The problem: Every line of the material below must be repeated exactly.

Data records
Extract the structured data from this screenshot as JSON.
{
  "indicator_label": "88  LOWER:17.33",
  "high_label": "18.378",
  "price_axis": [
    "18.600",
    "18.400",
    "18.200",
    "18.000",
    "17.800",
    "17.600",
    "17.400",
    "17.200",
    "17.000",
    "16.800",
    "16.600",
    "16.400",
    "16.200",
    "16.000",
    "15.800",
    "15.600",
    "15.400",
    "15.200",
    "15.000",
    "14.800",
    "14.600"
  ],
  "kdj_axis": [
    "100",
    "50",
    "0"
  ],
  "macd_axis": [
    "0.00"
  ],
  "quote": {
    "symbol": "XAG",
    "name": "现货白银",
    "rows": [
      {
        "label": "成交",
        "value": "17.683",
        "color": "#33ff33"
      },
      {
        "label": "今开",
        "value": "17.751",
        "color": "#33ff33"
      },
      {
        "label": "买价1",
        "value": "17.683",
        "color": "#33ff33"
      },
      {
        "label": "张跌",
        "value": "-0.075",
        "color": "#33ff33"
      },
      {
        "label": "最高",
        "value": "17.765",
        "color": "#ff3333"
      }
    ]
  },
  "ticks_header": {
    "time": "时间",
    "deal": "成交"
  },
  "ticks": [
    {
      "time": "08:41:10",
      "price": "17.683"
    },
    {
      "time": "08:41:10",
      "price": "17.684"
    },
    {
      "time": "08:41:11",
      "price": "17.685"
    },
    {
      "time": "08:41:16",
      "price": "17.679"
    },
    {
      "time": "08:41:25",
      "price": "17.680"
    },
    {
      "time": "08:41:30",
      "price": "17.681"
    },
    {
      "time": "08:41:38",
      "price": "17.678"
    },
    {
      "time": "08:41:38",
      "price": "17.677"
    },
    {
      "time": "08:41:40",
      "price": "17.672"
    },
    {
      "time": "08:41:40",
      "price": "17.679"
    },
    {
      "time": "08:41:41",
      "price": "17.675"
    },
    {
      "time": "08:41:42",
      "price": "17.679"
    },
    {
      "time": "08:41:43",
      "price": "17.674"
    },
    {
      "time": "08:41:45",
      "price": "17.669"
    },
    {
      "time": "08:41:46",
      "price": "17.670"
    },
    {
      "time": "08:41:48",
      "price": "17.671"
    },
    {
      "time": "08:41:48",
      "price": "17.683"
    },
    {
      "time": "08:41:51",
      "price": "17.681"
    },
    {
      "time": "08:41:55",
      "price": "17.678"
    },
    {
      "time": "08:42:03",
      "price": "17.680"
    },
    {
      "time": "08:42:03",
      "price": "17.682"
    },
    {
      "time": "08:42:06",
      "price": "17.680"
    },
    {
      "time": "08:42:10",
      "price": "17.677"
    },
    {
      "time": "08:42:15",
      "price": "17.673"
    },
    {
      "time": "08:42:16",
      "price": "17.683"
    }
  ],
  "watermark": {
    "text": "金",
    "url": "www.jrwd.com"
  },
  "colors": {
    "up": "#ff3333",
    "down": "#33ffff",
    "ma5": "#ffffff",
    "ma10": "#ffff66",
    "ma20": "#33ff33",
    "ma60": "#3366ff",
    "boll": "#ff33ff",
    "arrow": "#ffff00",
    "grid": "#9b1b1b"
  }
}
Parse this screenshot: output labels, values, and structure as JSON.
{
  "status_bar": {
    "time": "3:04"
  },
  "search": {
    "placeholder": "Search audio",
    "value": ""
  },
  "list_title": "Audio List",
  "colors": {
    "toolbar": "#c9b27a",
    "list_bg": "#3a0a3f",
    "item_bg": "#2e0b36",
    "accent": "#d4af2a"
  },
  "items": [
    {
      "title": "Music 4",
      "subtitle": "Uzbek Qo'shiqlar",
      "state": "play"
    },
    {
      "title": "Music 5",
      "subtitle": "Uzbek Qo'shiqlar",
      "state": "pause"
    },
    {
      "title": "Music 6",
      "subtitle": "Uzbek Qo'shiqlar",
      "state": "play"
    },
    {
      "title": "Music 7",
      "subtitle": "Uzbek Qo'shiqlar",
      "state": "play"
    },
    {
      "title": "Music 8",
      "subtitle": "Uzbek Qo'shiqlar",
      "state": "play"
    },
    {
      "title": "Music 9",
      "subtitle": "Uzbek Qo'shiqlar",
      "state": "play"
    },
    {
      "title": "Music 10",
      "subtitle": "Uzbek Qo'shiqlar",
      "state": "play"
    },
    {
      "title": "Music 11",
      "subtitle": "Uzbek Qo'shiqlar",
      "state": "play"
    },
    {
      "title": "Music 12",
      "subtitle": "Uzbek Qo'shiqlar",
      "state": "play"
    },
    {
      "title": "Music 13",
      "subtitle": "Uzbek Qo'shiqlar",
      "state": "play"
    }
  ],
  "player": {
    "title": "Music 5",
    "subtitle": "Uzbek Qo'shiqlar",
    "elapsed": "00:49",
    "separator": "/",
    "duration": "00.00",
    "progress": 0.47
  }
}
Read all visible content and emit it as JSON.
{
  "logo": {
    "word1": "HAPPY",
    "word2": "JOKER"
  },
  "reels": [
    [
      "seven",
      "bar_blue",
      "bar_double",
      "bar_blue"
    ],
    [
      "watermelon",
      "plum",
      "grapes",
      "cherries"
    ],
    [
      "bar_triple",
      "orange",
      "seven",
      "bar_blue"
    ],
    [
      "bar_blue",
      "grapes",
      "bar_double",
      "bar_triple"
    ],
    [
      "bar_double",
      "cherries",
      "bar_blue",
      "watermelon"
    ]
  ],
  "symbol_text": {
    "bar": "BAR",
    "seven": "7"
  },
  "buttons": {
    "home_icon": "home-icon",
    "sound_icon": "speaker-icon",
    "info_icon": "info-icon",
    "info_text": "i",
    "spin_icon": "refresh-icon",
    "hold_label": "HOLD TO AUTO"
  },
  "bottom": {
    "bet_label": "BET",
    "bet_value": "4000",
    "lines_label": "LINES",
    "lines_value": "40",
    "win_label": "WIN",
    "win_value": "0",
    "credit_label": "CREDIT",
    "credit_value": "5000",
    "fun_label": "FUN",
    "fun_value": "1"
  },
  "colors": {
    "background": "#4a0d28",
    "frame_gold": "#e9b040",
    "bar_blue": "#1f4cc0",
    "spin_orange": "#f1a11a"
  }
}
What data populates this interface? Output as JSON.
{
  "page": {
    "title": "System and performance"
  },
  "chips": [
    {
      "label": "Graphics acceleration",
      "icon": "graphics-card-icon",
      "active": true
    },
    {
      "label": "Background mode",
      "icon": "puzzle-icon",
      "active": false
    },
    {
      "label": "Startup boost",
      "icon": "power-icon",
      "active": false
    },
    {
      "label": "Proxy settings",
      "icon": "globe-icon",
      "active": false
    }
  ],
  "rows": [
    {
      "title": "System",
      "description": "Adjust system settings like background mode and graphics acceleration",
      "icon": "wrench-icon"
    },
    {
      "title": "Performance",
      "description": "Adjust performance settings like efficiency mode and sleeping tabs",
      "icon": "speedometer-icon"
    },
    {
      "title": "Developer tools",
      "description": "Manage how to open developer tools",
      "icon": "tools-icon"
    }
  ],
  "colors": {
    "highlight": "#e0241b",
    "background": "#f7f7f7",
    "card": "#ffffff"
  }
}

Exercise answer:
Extract the structured data from this screenshot as JSON.
{
  "indicator_label": "88  LOWER:17.33",
  "high_label": "18.378",
  "price_axis": [
    "18.600",
    "18.400",
    "18.200",
    "18.000",
    "17.800",
    "17.600",
    "17.400",
    "17.200",
    "17.000",
    "16.800",
    "16.600",
    "16.400",
    "16.200",
    "16.000",
    "15.800",
    "15.600",
    "15.400",
    "15.200",
    "15.000",
    "14.800",
    "14.600"
  ],
  "kdj_axis": [
    "100",
    "50",
    "0"
  ],
  "macd_axis": [
    "0.00"
  ],
  "quote": {
    "symbol": "XAG",
    "name": "现货白银",
    "rows": [
      {
        "label": "成交",
        "value": "17.683",
        "color": "#33ff33"
      },
      {
        "label": "今开",
        "value": "17.751",
        "color": "#33ff33"
      },
      {
        "label": "买价1",
        "value": "17.683",
        "color": "#33ff33"
      },
      {
        "label": "张跌",
        "value": "-0.075",
        "color": "#33ff33"
      },
      {
        "label": "最高",
        "value": "17.765",
        "color": "#ff3333"
      }
    ]
  },
  "ticks_header": {
    "time": "时间",
    "deal": "成交"
  },
  "ticks": [
    {
      "time": "08:41:10",
      "price": "17.683"
    },
    {
      "time": "08:41:10",
      "price": "17.684"
    },
    {
      "time": "08:41:11",
      "price": "17.685"
    },
    {
      "time": "08:41:16",
      "price": "17.679"
    },
    {
      "time": "08:41:25",
      "price": "17.680"
    },
    {
      "time": "08:41:30",
      "price": "17.681"
    },
    {
      "time": "08:41:38",
      "price": "17.678"
    },
    {
      "time": "08:41:38",
      "price": "17.677"
    },
    {
      "time": "08:41:40",
      "price": "17.672"
    },
    {
      "time": "08:41:40",
      "price": "17.679"
    },
    {
      "time": "08:41:41",
      "price": "17.675"
    },
    {
      "time": "08:41:42",
      "price": "17.679"
    },
    {
      "time": "08:41:43",
      "price": "17.674"
    },
    {
      "time": "08:41:45",
      "price": "17.669"
    },
    {
      "time": "08:41:46",
      "price": "17.670"
    },
    {
      "time": "08:41:48",
      "price": "17.671"
    },
    {
      "time": "08:41:48",
      "price": "17.683"
    },
    {
      "time": "08:41:51",
      "price": "17.681"
    },
    {
      "time": "08:41:55",
      "price": "17.678"
    },
    {
      "time": "08:42:03",
      "price": "17.680"
    },
    {
      "time": "08:42:03",
      "price": "17.682"
    },
    {
      "time": "08:42:06",
      "price": "17.680"
    },
    {
      "time": "08:42:10",
      "price": "17.677"
    },
    {
      "time": "08:42:15",
      "price": "17.673"
    },
    {
      "time": "08:42:16",
      "price": "17.683"
    }
  ],
  "watermark": {
    "text": "金",
    "url": "www.jrwd.com"
  },
  "colors": {
    "up": "#ff3333",
    "down": "#33ffff",
    "ma5": "#ffffff",
    "ma10": "#ffff66",
    "ma20": "#33ff33",
    "ma60": "#3366ff",
    "boll": "#ff33ff",
    "arrow": "#ffff00",
    "grid": "#9b1b1b"
  }
}
Parse this screenshot: output labels, values, and structure as JSON.
{
  "status_bar": {
    "time": "3:04"
  },
  "search": {
    "placeholder": "Search audio",
    "value": ""
  },
  "list_title": "Audio List",
  "colors": {
    "toolbar": "#c9b27a",
    "list_bg": "#3a0a3f",
    "item_bg": "#2e0b36",
    "accent": "#d4af2a"
  },
  "items": [
    {
      "title": "Music 4",
      "subtitle": "Uzbek Qo'shiqlar",
      "state": "play"
    },
    {
      "title": "Music 5",
      "subtitle": "Uzbek Qo'shiqlar",
      "state": "pause"
    },
    {
      "title": "Music 6",
      "subtitle": "Uzbek Qo'shiqlar",
      "state": "play"
    },
    {
      "title": "Music 7",
      "subtitle": "Uzbek Qo'shiqlar",
      "state": "play"
    },
    {
      "title": "Music 8",
      "subtitle": "Uzbek Qo'shiqlar",
      "state": "play"
    },
    {
      "title": "Music 9",
      "subtitle": "Uzbek Qo'shiqlar",
      "state": "play"
    },
    {
      "title": "Music 10",
      "subtitle": "Uzbek Qo'shiqlar",
      "state": "play"
    },
    {
      "title": "Music 11",
      "subtitle": "Uzbek Qo'shiqlar",
      "state": "play"
    },
    {
      "title": "Music 12",
      "subtitle": "Uzbek Qo'shiqlar",
      "state": "play"
    },
    {
      "title": "Music 13",
      "subtitle": "Uzbek Qo'shiqlar",
      "state": "play"
    }
  ],
  "player": {
    "title": "Music 5",
    "subtitle": "Uzbek Qo'shiqlar",
    "elapsed": "00:49",
    "separator": "/",
    "duration": "00.00",
    "progress": 0.47
  }
}
Read all visible content and emit it as JSON.
{
  "logo": {
    "word1": "HAPPY",
    "word2": "JOKER"
  },
  "reels": [
    [
      "seven",
      "bar_blue",
      "bar_double",
      "bar_blue"
    ],
    [
      "watermelon",
      "plum",
      "grapes",
      "cherries"
    ],
    [
      "bar_triple",
      "orange",
      "seven",
      "bar_blue"
    ],
    [
      "bar_blue",
      "grapes",
      "bar_double",
      "bar_triple"
    ],
    [
      "bar_double",
      "cherries",
      "bar_blue",
      "watermelon"
    ]
  ],
  "symbol_text": {
    "bar": "BAR",
    "seven": "7"
  },
  "buttons": {
    "home_icon": "home-icon",
    "sound_icon": "speaker-icon",
    "info_icon": "info-icon",
    "info_text": "i",
    "spin_icon": "refresh-icon",
    "hold_label": "HOLD TO AUTO"
  },
  "bottom": {
    "bet_label": "BET",
    "bet_value": "4000",
    "lines_label": "LINES",
    "lines_value": "40",
    "win_label": "WIN",
    "win_value": "0",
    "credit_label": "CREDIT",
    "credit_value": "5000",
    "fun_label": "FUN",
    "fun_value": "1"
  },
  "colors": {
    "background": "#4a0d28",
    "frame_gold": "#e9b040",
    "bar_blue": "#1f4cc0",
    "spin_orange": "#f1a11a"
  }
}
What data populates this interface? Output as JSON.
{
  "page": {
    "title": "System and performance"
  },
  "chips": [
    {
      "label": "Graphics acceleration",
      "icon": "graphics-card-icon",
      "active": true
    },
    {
      "label": "Background mode",
      "icon": "puzzle-icon",
      "active": false
    },
    {
      "label": "Startup boost",
      "icon": "power-icon",
      "active": false
    },
    {
      "label": "Proxy settings",
      "icon": "globe-icon",
      "active": false
    }
  ],
  "rows": [
    {
      "title": "System",
      "description": "Adjust system settings like background mode and graphics acceleration",
      "icon": "wrench-icon"
    },
    {
      "title": "Performance",
      "description": "Adjust performance settings like efficiency mode and sleeping tabs",
      "icon": "speedometer-icon"
    },
    {
      "title": "Developer tools",
      "description": "Manage how to open developer tools",
      "icon": "tools-icon"
    }
  ],
  "colors": {
    "highlight": "#e0241b",
    "background": "#f7f7f7",
    "card": "#ffffff"
  }
}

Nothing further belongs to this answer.